__EXERCISE AIM__
Copy the lines verbatim, from the line containing "bar-value-label: 308.0 M" up to and including the line containing "y-axis-tick-label: 100.0M bbox=[38, 749, 119, 777]".

__DATA ENTRIES__
+ + + + +
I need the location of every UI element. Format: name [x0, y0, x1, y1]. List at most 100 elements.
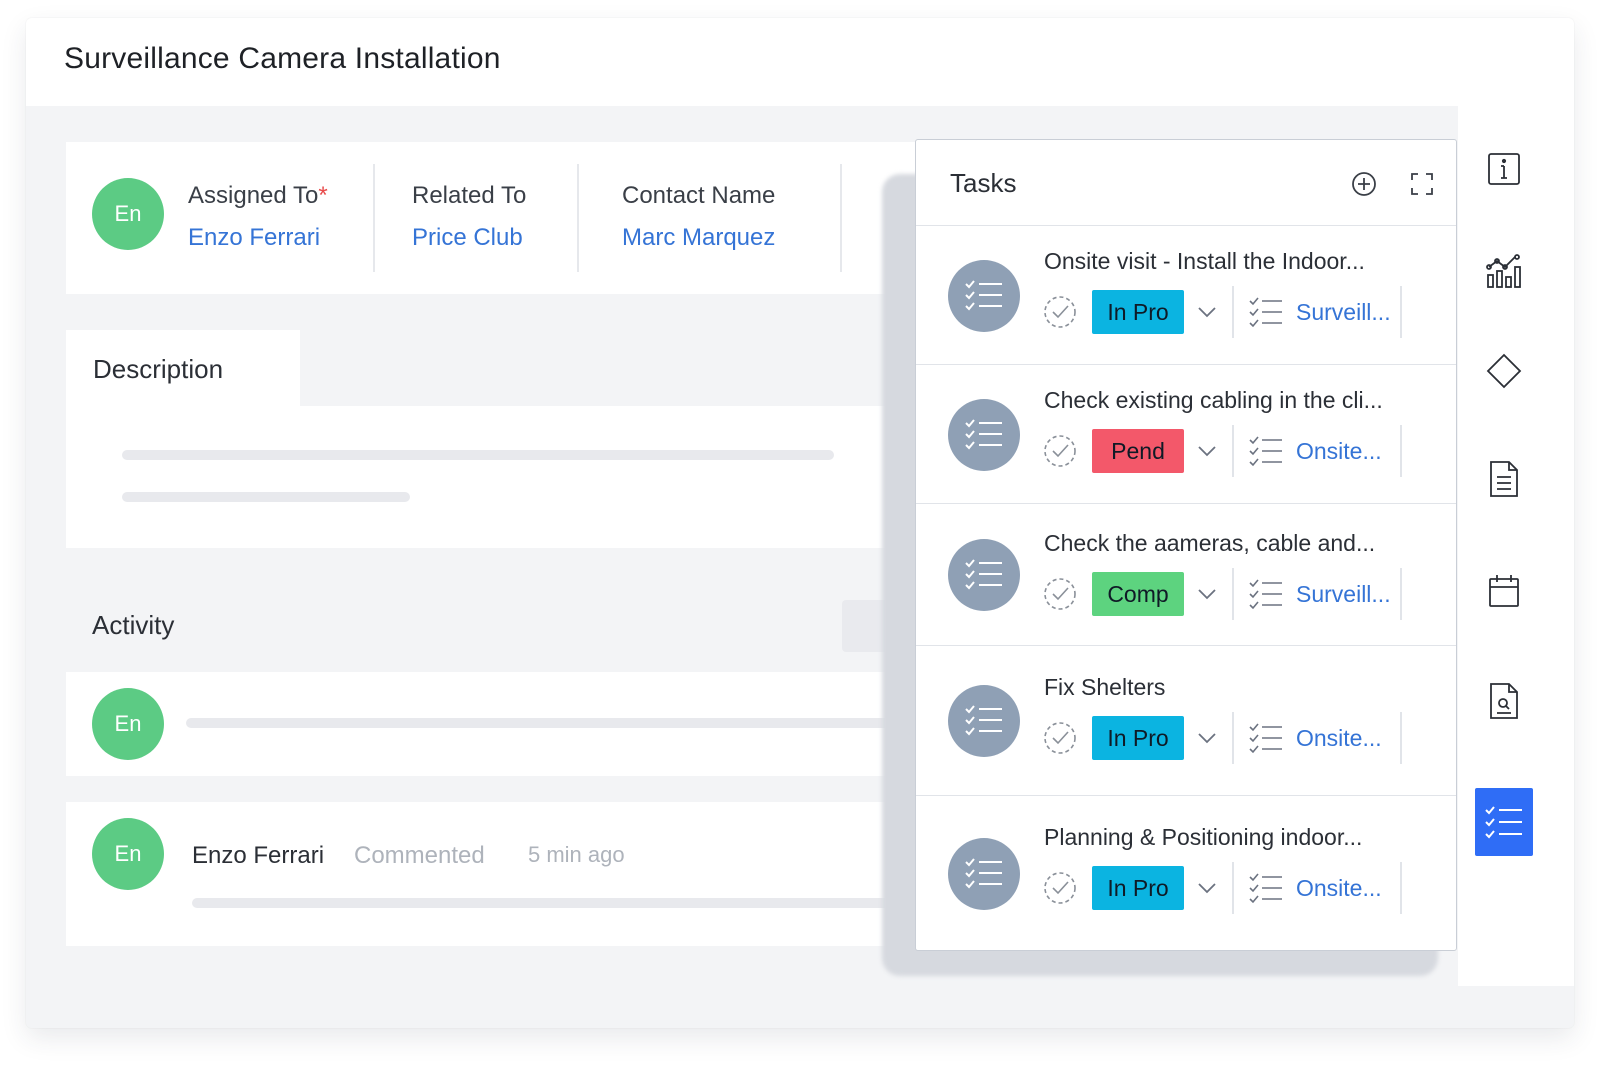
- complete-check-icon[interactable]: [1042, 576, 1078, 612]
- contact-name-link[interactable]: Marc Marquez: [622, 224, 776, 251]
- description-tab-label: Description: [93, 354, 224, 384]
- page-title: Surveillance Camera Installation: [64, 42, 501, 75]
- chevron-down-icon[interactable]: [1192, 297, 1222, 327]
- info-icon[interactable]: [1475, 140, 1533, 198]
- document-icon[interactable]: [1475, 450, 1533, 508]
- task-meta: Pend Onsite...: [1042, 425, 1402, 477]
- related-record-link[interactable]: Surveill...: [1296, 298, 1391, 325]
- divider: [1400, 286, 1402, 338]
- task-row[interactable]: Onsite visit - Install the Indoor... In P…: [916, 226, 1456, 365]
- checklist-icon: [1249, 723, 1282, 754]
- divider: [1232, 712, 1234, 764]
- activity-title: Activity: [92, 610, 175, 640]
- chevron-down-icon[interactable]: [1192, 873, 1222, 903]
- divider: [840, 164, 842, 272]
- divider: [1400, 862, 1402, 914]
- task-list-icon: [965, 705, 1002, 736]
- divider: [1400, 568, 1402, 620]
- related-to-link[interactable]: Price Club: [412, 224, 523, 251]
- activity-entry: En Enzo Ferrari Commented 5 min ago: [66, 802, 946, 946]
- complete-check-icon[interactable]: [1042, 294, 1078, 330]
- task-avatar: [948, 838, 1020, 910]
- tasks-title: Tasks: [950, 168, 1017, 198]
- report-icon[interactable]: [1475, 672, 1533, 730]
- status-badge[interactable]: In Pro: [1092, 866, 1184, 910]
- task-row[interactable]: Check existing cabling in the cli... Pend…: [916, 365, 1456, 504]
- assigned-to-field: Assigned To* Enzo Ferrari: [188, 182, 328, 252]
- divider: [1400, 425, 1402, 477]
- contact-name-label: Contact Name: [622, 182, 776, 209]
- tab-description[interactable]: Description: [66, 330, 300, 406]
- skeleton-line: [122, 492, 410, 502]
- task-avatar: [948, 260, 1020, 332]
- task-title[interactable]: Check the aameras, cable and...: [1044, 530, 1376, 556]
- task-list-icon[interactable]: [1475, 788, 1533, 856]
- status-badge[interactable]: Comp: [1092, 572, 1184, 616]
- task-title[interactable]: Fix Shelters: [1044, 674, 1166, 700]
- task-meta: In Pro Onsite...: [1042, 862, 1402, 914]
- task-row[interactable]: Fix Shelters In Pro Onsite...: [916, 646, 1456, 796]
- complete-check-icon[interactable]: [1042, 433, 1078, 469]
- task-title[interactable]: Check existing cabling in the cli...: [1044, 387, 1383, 413]
- chevron-down-icon[interactable]: [1192, 723, 1222, 753]
- activity-action: Commented: [354, 842, 485, 869]
- divider: [1232, 862, 1234, 914]
- complete-check-icon[interactable]: [1042, 720, 1078, 756]
- task-list-icon: [965, 419, 1002, 450]
- required-mark: *: [318, 182, 328, 209]
- chevron-down-icon[interactable]: [1192, 436, 1222, 466]
- calendar-icon[interactable]: [1475, 562, 1533, 620]
- skeleton-line: [186, 718, 926, 728]
- task-row[interactable]: Check the aameras, cable and... Comp Surve…: [916, 504, 1456, 646]
- divider: [1232, 568, 1234, 620]
- task-meta: In Pro Onsite...: [1042, 712, 1402, 764]
- description-card: [66, 406, 946, 548]
- task-list-icon: [965, 559, 1002, 590]
- status-badge[interactable]: In Pro: [1092, 716, 1184, 760]
- status-badge[interactable]: In Pro: [1092, 290, 1184, 334]
- complete-check-icon[interactable]: [1042, 870, 1078, 906]
- divider: [373, 164, 375, 272]
- add-task-icon[interactable]: [1348, 168, 1380, 200]
- analytics-icon[interactable]: [1475, 242, 1533, 300]
- checklist-icon: [1249, 873, 1282, 904]
- activity-composer[interactable]: En: [66, 672, 946, 776]
- divider: [1232, 425, 1234, 477]
- related-to-field: Related To Price Club: [412, 182, 526, 252]
- skeleton-line: [192, 898, 912, 908]
- related-to-label: Related To: [412, 182, 527, 209]
- diamond-icon[interactable]: [1475, 342, 1533, 400]
- assigned-to-link[interactable]: Enzo Ferrari: [188, 224, 321, 251]
- tasks-header: Tasks: [916, 140, 1456, 226]
- status-badge[interactable]: Pend: [1092, 429, 1184, 473]
- expand-icon[interactable]: [1406, 168, 1438, 200]
- task-title[interactable]: Onsite visit - Install the Indoor...: [1044, 248, 1365, 274]
- task-list-icon: [965, 858, 1002, 889]
- task-row[interactable]: Planning & Positioning indoor... In Pro On…: [916, 796, 1456, 950]
- contact-name-field: Contact Name Marc Marquez: [622, 182, 775, 252]
- avatar: En: [92, 818, 164, 890]
- checklist-icon: [1249, 579, 1282, 610]
- checklist-icon: [1249, 436, 1282, 467]
- page-header: Surveillance Camera Installation: [26, 18, 1574, 106]
- task-list-icon: [965, 280, 1002, 311]
- task-avatar: [948, 399, 1020, 471]
- chevron-down-icon[interactable]: [1192, 579, 1222, 609]
- divider: [1232, 286, 1234, 338]
- related-record-link[interactable]: Onsite...: [1296, 874, 1382, 901]
- right-rail: [1458, 106, 1574, 986]
- task-avatar: [948, 685, 1020, 757]
- task-title[interactable]: Planning & Positioning indoor...: [1044, 824, 1363, 850]
- app-window: Surveillance Camera Installation En Assi…: [26, 18, 1574, 1028]
- record-fields-card: En Assigned To* Enzo Ferrari Related To …: [66, 142, 946, 294]
- assigned-to-label: Assigned To: [188, 182, 319, 209]
- task-meta: Comp Surveill...: [1042, 568, 1402, 620]
- activity-author[interactable]: Enzo Ferrari: [192, 842, 325, 869]
- related-record-link[interactable]: Onsite...: [1296, 437, 1382, 464]
- avatar: En: [92, 688, 164, 760]
- related-record-link[interactable]: Onsite...: [1296, 724, 1382, 751]
- activity-timestamp: 5 min ago: [528, 842, 625, 867]
- related-record-link[interactable]: Surveill...: [1296, 580, 1391, 607]
- skeleton-line: [122, 450, 834, 460]
- avatar: En: [92, 178, 164, 250]
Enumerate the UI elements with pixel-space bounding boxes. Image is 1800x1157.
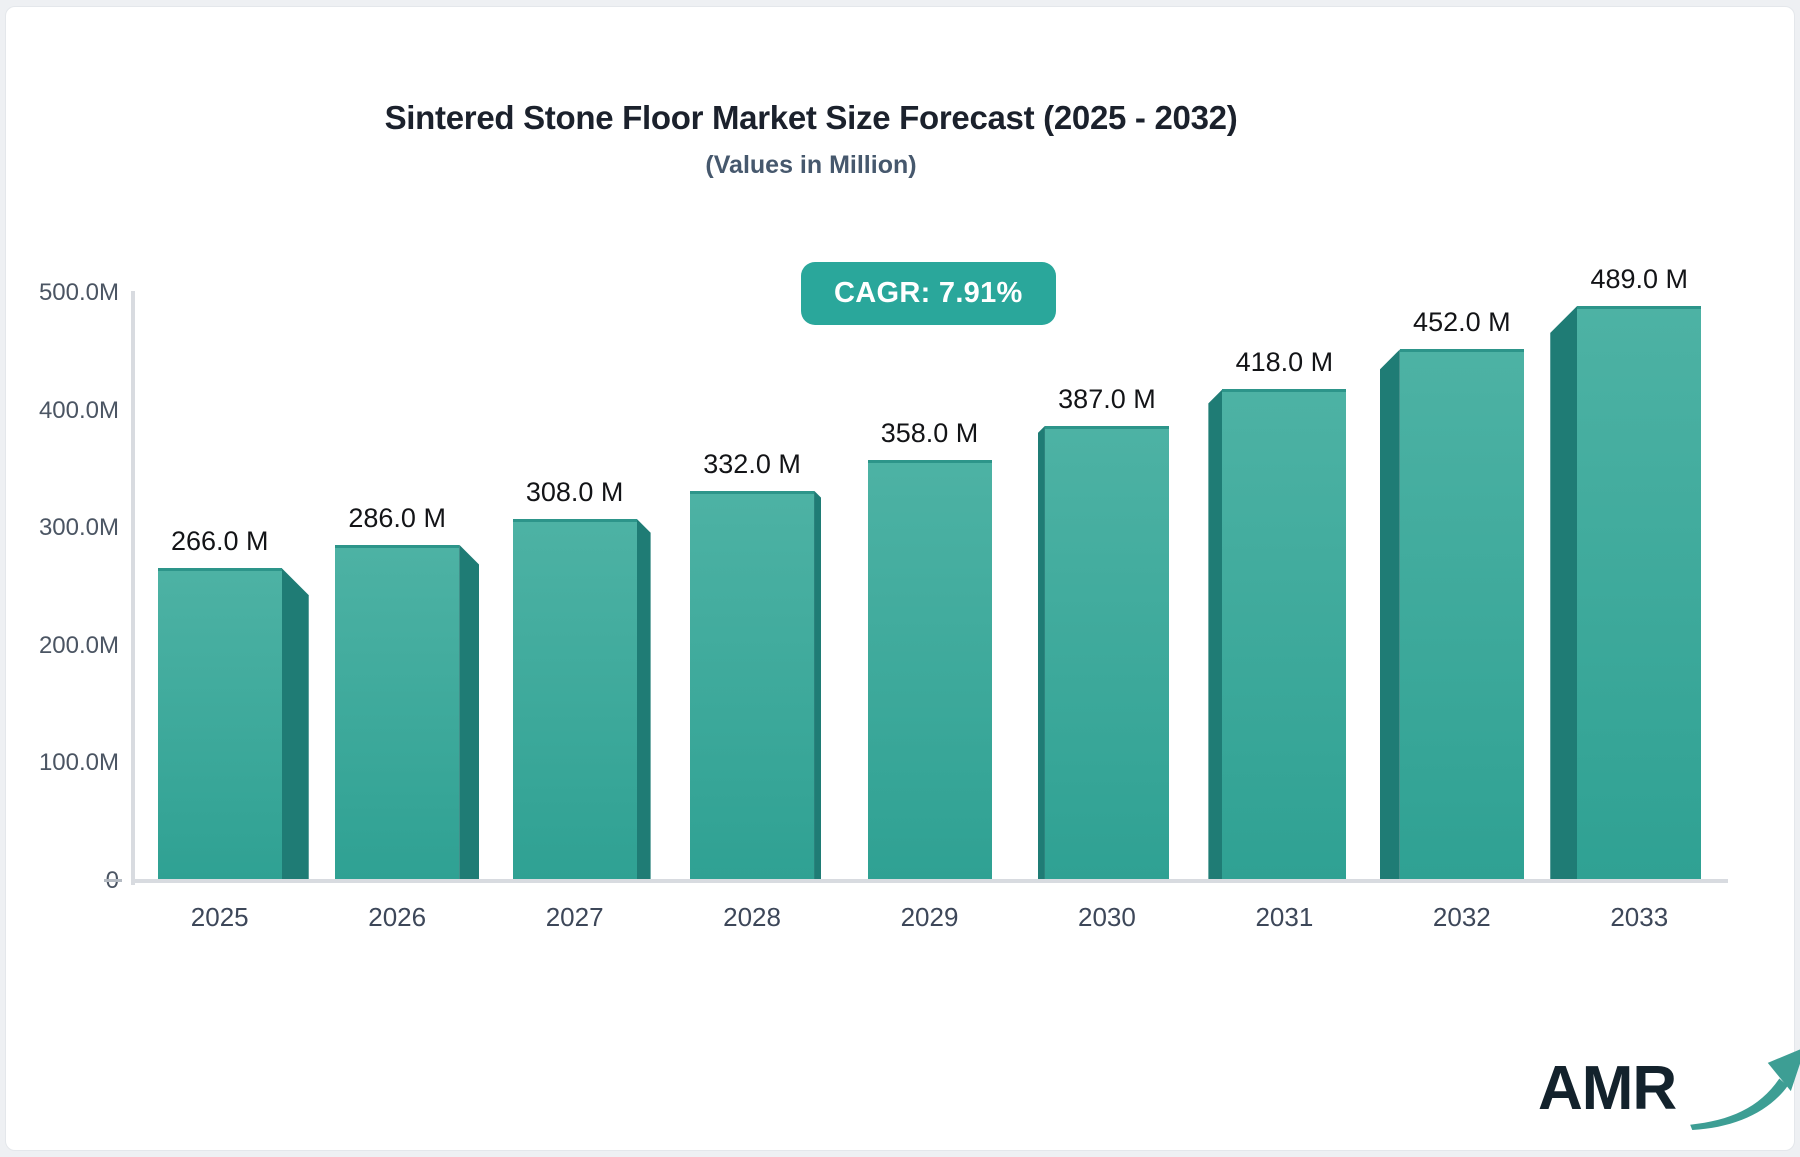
bar-value-label: 308.0 M bbox=[525, 476, 624, 507]
bar-face-2027 bbox=[512, 518, 637, 879]
bar-side-face-2033 bbox=[1550, 305, 1578, 879]
bar-face-2030 bbox=[1044, 425, 1169, 879]
y-axis-tick-label: 0 bbox=[1, 866, 119, 896]
bar-face-2031 bbox=[1222, 389, 1347, 879]
x-axis-label-2028: 2028 bbox=[723, 902, 781, 932]
bar-side-face-2027 bbox=[636, 518, 651, 879]
bar-side-face-2025 bbox=[281, 568, 309, 879]
bar-value-label: 418.0 M bbox=[1235, 347, 1334, 378]
y-axis-line bbox=[131, 291, 135, 885]
amr-logo: AMR bbox=[1528, 1039, 1800, 1149]
bar-side-face-2031 bbox=[1208, 389, 1223, 879]
bar-face-2026 bbox=[335, 544, 460, 879]
y-axis-tick-label: 300.0M bbox=[38, 514, 119, 542]
x-axis-label-2031: 2031 bbox=[1255, 902, 1314, 932]
x-axis-label-2030: 2030 bbox=[1078, 902, 1136, 932]
x-axis-label-2029: 2029 bbox=[900, 902, 959, 932]
bar-face-2033 bbox=[1577, 305, 1702, 879]
x-axis-label-2032: 2032 bbox=[1432, 902, 1491, 932]
bar-face-2032 bbox=[1399, 349, 1524, 879]
x-axis-label-2027: 2027 bbox=[545, 902, 604, 932]
bar-side-face-2030 bbox=[1037, 425, 1045, 879]
bar-value-label: 286.0 M bbox=[348, 502, 446, 533]
y-axis-tick-label: 500.0M bbox=[38, 279, 119, 306]
bar-side-face-2032 bbox=[1379, 349, 1400, 879]
y-axis-tick-label: 100.0M bbox=[38, 749, 119, 777]
bar-side-face-2026 bbox=[459, 544, 480, 879]
growth-arrow-icon bbox=[1690, 1049, 1800, 1130]
chart-subtitle: (Values in Million) bbox=[705, 151, 917, 179]
bar-face-2029 bbox=[867, 459, 992, 879]
bar-face-2028 bbox=[690, 490, 815, 879]
bar-value-label: 266.0 M bbox=[170, 526, 269, 557]
amr-logo-text: AMR bbox=[1538, 1054, 1677, 1123]
x-axis-label-2033: 2033 bbox=[1610, 902, 1669, 932]
cagr-badge: CAGR: 7.91% bbox=[801, 262, 1056, 325]
y-axis-tick-label: 400.0M bbox=[38, 396, 119, 424]
bar-value-label: 358.0 M bbox=[880, 417, 979, 448]
x-axis-label-2025: 2025 bbox=[190, 902, 249, 932]
bar-value-label: 489.0 M bbox=[1590, 263, 1689, 294]
bar-side-face-2028 bbox=[814, 490, 822, 879]
zero-tick-mark bbox=[104, 879, 122, 882]
header: Sintered Stone Floor Market Size Forecas… bbox=[6, 99, 1616, 180]
x-axis-line bbox=[131, 879, 1728, 883]
bar-value-label: 332.0 M bbox=[703, 448, 801, 479]
x-axis-label-2026: 2026 bbox=[368, 902, 427, 932]
bar-value-label: 452.0 M bbox=[1413, 307, 1511, 338]
bar-value-label: 387.0 M bbox=[1058, 383, 1156, 414]
chart-card: Sintered Stone Floor Market Size Forecas… bbox=[5, 6, 1800, 1151]
bar-face-2025 bbox=[157, 568, 282, 879]
y-axis-tick-label: 200.0M bbox=[38, 631, 119, 659]
chart-title: Sintered Stone Floor Market Size Forecas… bbox=[384, 99, 1238, 136]
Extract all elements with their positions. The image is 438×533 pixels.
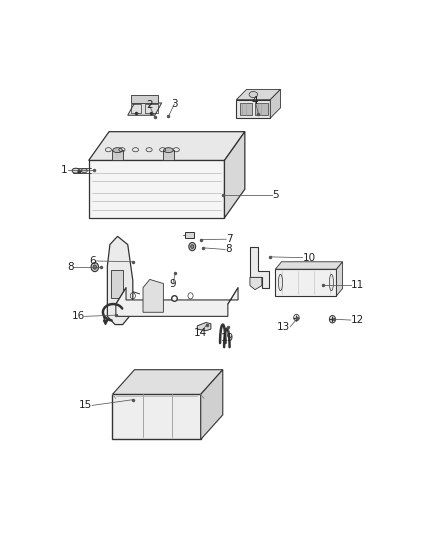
Polygon shape [128,103,162,115]
Text: 14: 14 [194,328,207,338]
Text: 6: 6 [89,256,95,266]
Polygon shape [113,394,201,440]
Text: 12: 12 [351,315,364,325]
Polygon shape [224,132,245,218]
Text: 13: 13 [277,321,290,332]
Text: 8: 8 [67,262,74,272]
Polygon shape [143,279,163,312]
Text: 9: 9 [170,279,176,289]
Ellipse shape [93,265,96,269]
Polygon shape [250,247,268,288]
Polygon shape [107,236,133,325]
Text: 3: 3 [171,99,177,109]
Ellipse shape [164,148,173,152]
Polygon shape [237,90,280,100]
Text: 2: 2 [146,100,152,110]
Polygon shape [88,132,245,160]
Text: 11: 11 [351,280,364,290]
Ellipse shape [191,245,194,248]
Ellipse shape [189,243,196,251]
Text: 5: 5 [272,190,279,200]
Ellipse shape [329,274,333,290]
Polygon shape [131,95,158,103]
Ellipse shape [113,148,122,152]
Polygon shape [163,150,173,160]
Polygon shape [276,262,343,269]
Text: 16: 16 [71,311,85,321]
Ellipse shape [279,274,283,290]
Polygon shape [113,370,223,394]
Ellipse shape [249,92,258,98]
Polygon shape [276,269,336,296]
Bar [185,232,194,238]
Polygon shape [270,90,280,118]
Polygon shape [336,262,343,296]
Ellipse shape [91,263,99,272]
Ellipse shape [81,168,87,173]
Polygon shape [113,150,123,160]
Polygon shape [197,322,211,330]
Text: 19: 19 [221,333,234,343]
Polygon shape [250,277,262,290]
Polygon shape [237,100,270,118]
Text: 1: 1 [61,165,67,175]
Text: 15: 15 [79,400,92,410]
Text: 7: 7 [226,234,233,244]
Bar [111,270,124,298]
Polygon shape [88,160,224,218]
Polygon shape [116,288,238,317]
Text: 8: 8 [225,245,232,254]
Polygon shape [201,370,223,440]
Text: 10: 10 [303,253,316,263]
Polygon shape [240,102,251,115]
Ellipse shape [72,168,80,173]
Text: 4: 4 [252,96,258,106]
Polygon shape [255,102,268,115]
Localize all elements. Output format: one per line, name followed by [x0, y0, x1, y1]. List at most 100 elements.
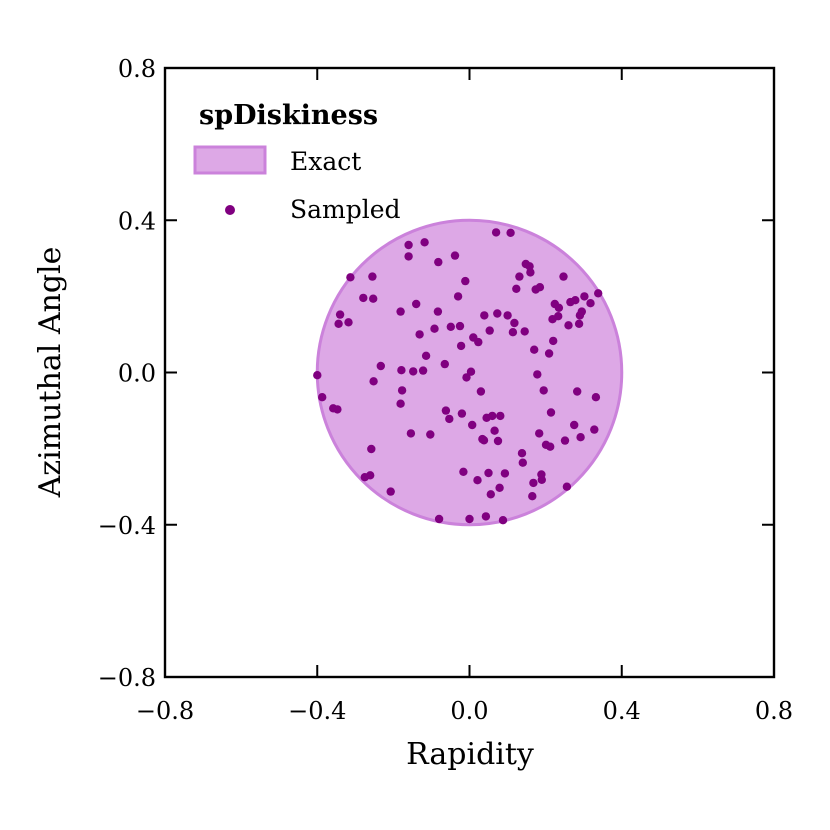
+ + + + +
__SOLUTION TO THE PROBLEM__
bar-value-label: 308.0 M bbox=[525, 476, 624, 507]
bar-face-2027 bbox=[512, 518, 637, 879]
bar-side-face-2033 bbox=[1550, 305, 1578, 879]
bar-face-2030 bbox=[1044, 425, 1169, 879]
y-axis-tick-label: 0 bbox=[1, 866, 119, 896]
bar-face-2031 bbox=[1222, 389, 1347, 879]
x-axis-label-2028: 2028 bbox=[723, 902, 781, 932]
bar-side-face-2027 bbox=[636, 518, 651, 879]
bar-side-face-2025 bbox=[281, 568, 309, 879]
bar-value-label: 418.0 M bbox=[1235, 347, 1334, 378]
y-axis-line bbox=[131, 291, 135, 885]
amr-logo: AMR bbox=[1528, 1039, 1800, 1149]
bar-side-face-2031 bbox=[1208, 389, 1223, 879]
bar-face-2026 bbox=[335, 544, 460, 879]
y-axis-tick-label: 300.0M bbox=[38, 514, 119, 542]
x-axis-label-2031: 2031 bbox=[1255, 902, 1314, 932]
x-axis-label-2030: 2030 bbox=[1078, 902, 1136, 932]
x-axis-label-2029: 2029 bbox=[900, 902, 959, 932]
bar-face-2033 bbox=[1577, 305, 1702, 879]
x-axis-label-2032: 2032 bbox=[1432, 902, 1491, 932]
bar-face-2032 bbox=[1399, 349, 1524, 879]
x-axis-label-2027: 2027 bbox=[545, 902, 604, 932]
bar-side-face-2030 bbox=[1037, 425, 1045, 879]
bar-value-label: 286.0 M bbox=[348, 502, 446, 533]
y-axis-tick-label: 500.0M bbox=[38, 279, 119, 306]
bar-side-face-2032 bbox=[1379, 349, 1400, 879]
y-axis-tick-label: 100.0M bbox=[38, 749, 119, 777]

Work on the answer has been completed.